### [Do this]
Search the data below for "upload"; list each line that holds it.

### [Provided data]

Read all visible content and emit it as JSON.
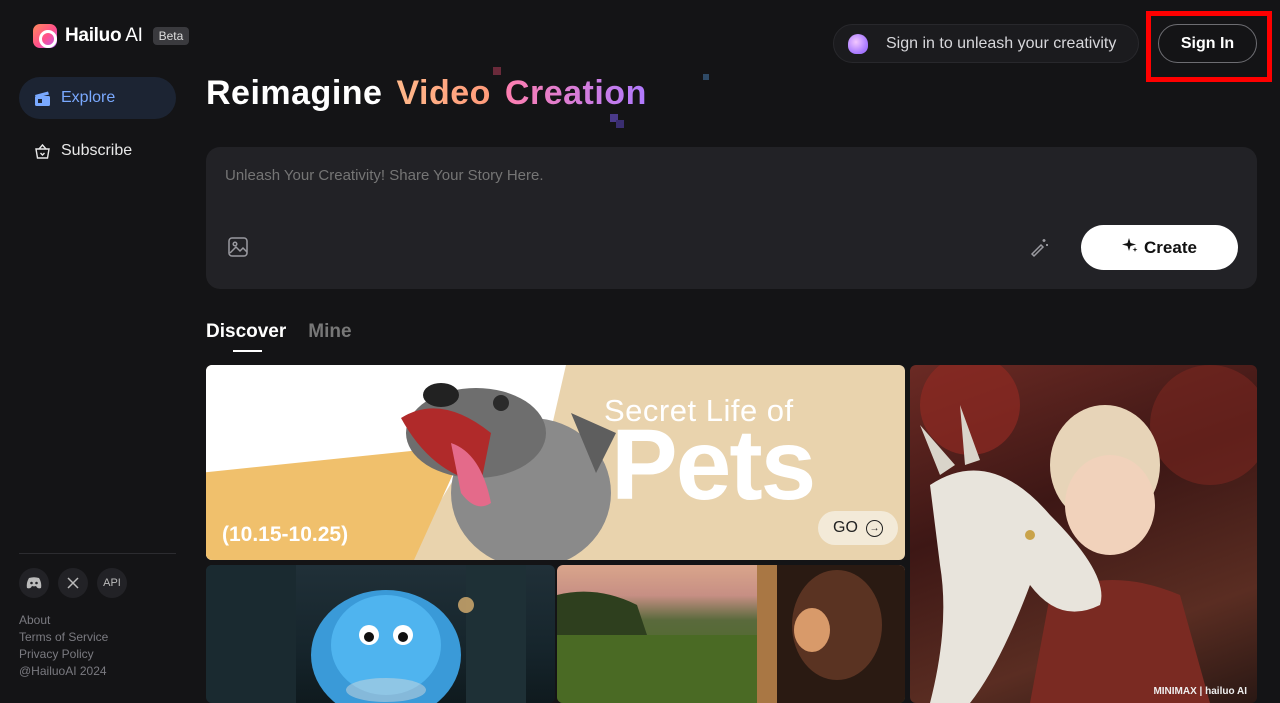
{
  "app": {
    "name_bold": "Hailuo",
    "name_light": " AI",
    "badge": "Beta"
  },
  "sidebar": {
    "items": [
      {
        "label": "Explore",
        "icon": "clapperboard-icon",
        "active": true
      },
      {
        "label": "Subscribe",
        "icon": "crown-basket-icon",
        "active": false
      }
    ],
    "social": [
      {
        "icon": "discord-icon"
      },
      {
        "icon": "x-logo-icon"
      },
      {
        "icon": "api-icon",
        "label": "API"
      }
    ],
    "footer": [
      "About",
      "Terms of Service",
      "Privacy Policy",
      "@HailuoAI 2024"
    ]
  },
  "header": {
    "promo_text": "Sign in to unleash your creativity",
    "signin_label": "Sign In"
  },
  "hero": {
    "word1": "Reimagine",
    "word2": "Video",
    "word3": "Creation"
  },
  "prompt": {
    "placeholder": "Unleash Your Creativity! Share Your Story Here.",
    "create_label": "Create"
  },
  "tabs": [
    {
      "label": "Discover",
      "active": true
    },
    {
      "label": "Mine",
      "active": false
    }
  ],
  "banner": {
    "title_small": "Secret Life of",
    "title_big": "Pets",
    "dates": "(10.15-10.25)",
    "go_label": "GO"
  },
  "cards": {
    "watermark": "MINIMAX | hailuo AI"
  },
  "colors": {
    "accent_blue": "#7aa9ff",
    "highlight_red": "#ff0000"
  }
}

...

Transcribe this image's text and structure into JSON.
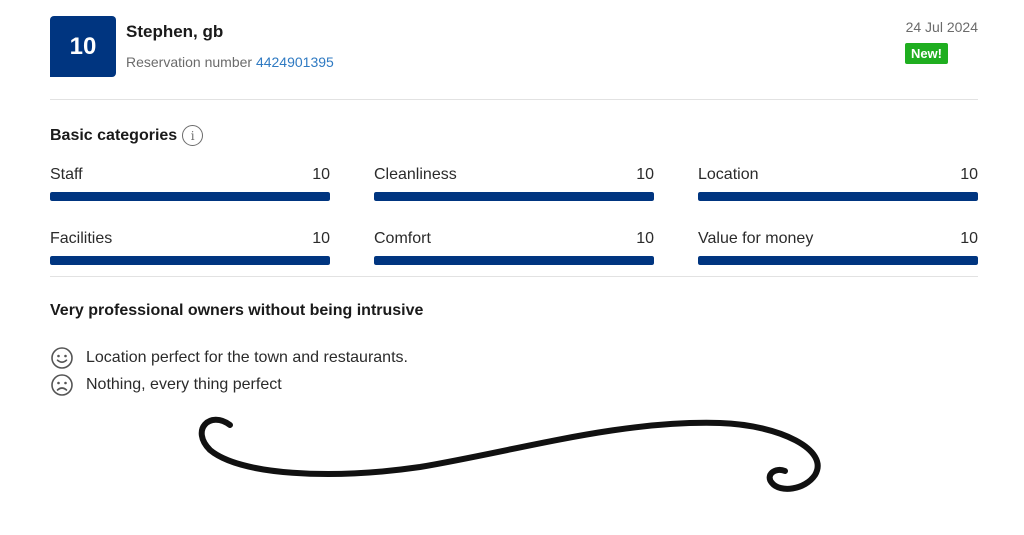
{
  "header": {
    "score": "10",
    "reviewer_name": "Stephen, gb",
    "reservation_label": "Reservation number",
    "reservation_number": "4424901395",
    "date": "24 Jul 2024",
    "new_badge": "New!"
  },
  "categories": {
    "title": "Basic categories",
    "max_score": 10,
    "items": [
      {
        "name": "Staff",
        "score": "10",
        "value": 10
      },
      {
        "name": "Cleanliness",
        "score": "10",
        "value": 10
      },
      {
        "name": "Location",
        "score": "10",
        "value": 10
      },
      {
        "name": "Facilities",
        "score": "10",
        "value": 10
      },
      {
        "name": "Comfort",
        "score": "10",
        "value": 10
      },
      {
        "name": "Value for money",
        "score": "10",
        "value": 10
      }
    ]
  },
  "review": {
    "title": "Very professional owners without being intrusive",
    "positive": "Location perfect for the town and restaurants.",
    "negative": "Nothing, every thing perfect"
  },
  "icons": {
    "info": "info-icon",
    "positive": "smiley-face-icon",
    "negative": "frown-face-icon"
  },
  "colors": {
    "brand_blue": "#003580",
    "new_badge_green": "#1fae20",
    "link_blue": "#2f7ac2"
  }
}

---

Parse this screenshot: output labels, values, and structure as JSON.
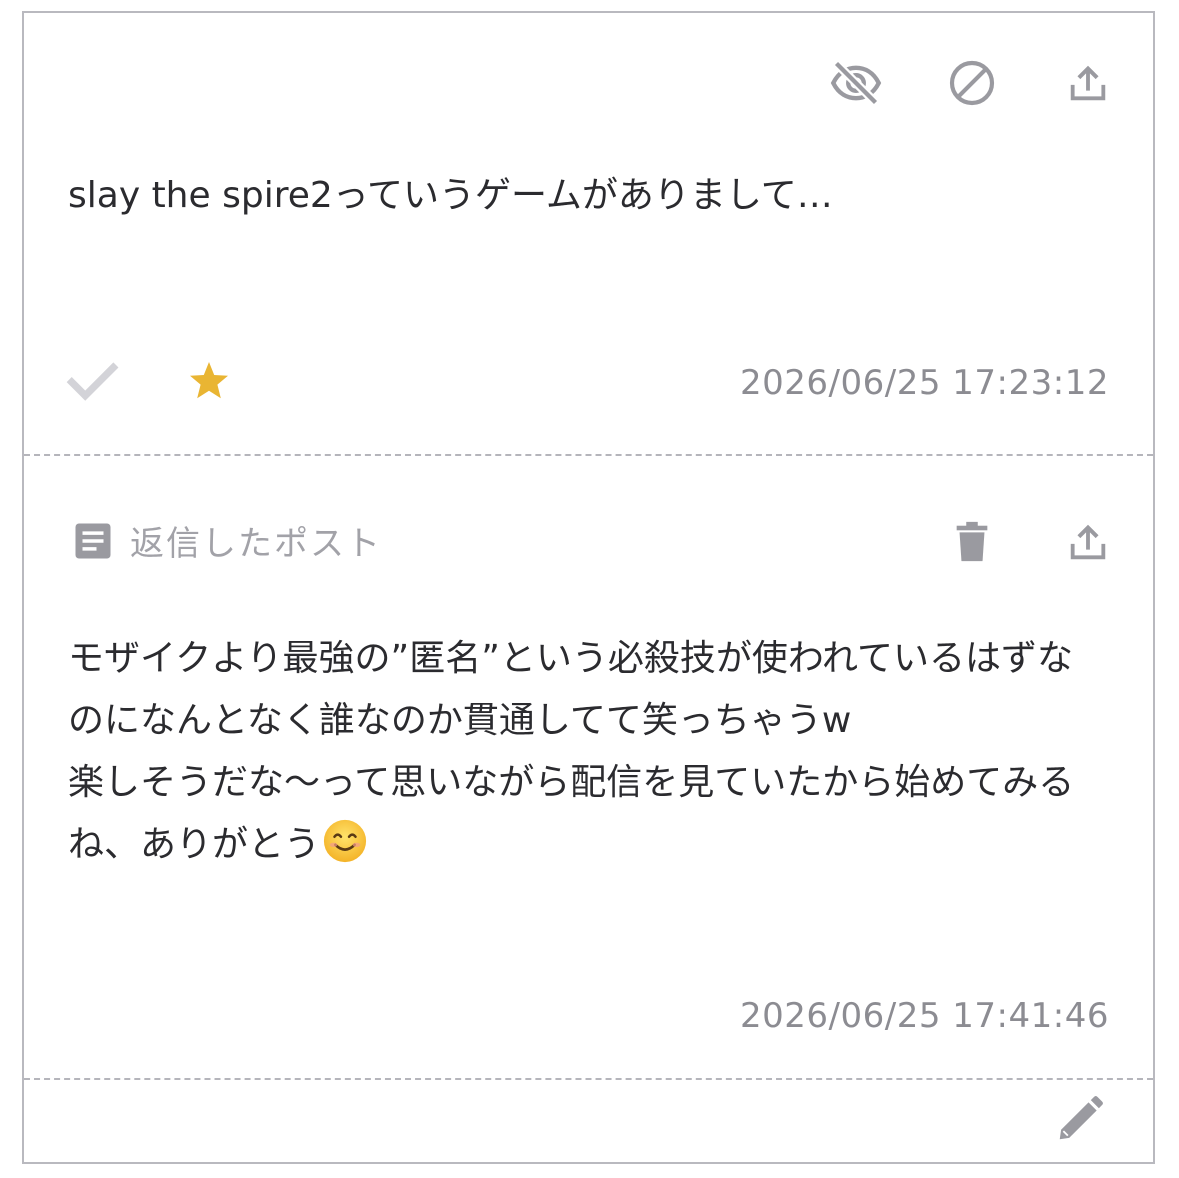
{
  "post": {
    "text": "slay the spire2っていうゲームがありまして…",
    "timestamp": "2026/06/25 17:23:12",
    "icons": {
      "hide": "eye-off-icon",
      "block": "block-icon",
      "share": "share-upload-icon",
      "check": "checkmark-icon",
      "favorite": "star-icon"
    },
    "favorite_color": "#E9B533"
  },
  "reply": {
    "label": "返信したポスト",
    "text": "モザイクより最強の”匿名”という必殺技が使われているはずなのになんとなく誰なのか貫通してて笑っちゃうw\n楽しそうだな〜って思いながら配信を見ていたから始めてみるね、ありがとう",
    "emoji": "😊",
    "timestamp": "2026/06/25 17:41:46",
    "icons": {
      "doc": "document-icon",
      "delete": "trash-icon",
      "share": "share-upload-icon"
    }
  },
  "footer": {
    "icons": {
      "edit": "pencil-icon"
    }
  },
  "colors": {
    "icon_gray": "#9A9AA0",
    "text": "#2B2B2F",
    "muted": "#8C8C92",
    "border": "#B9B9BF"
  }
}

### [Expected answer]
      "share": "share-upload-icon",
      "share": "share-upload-icon"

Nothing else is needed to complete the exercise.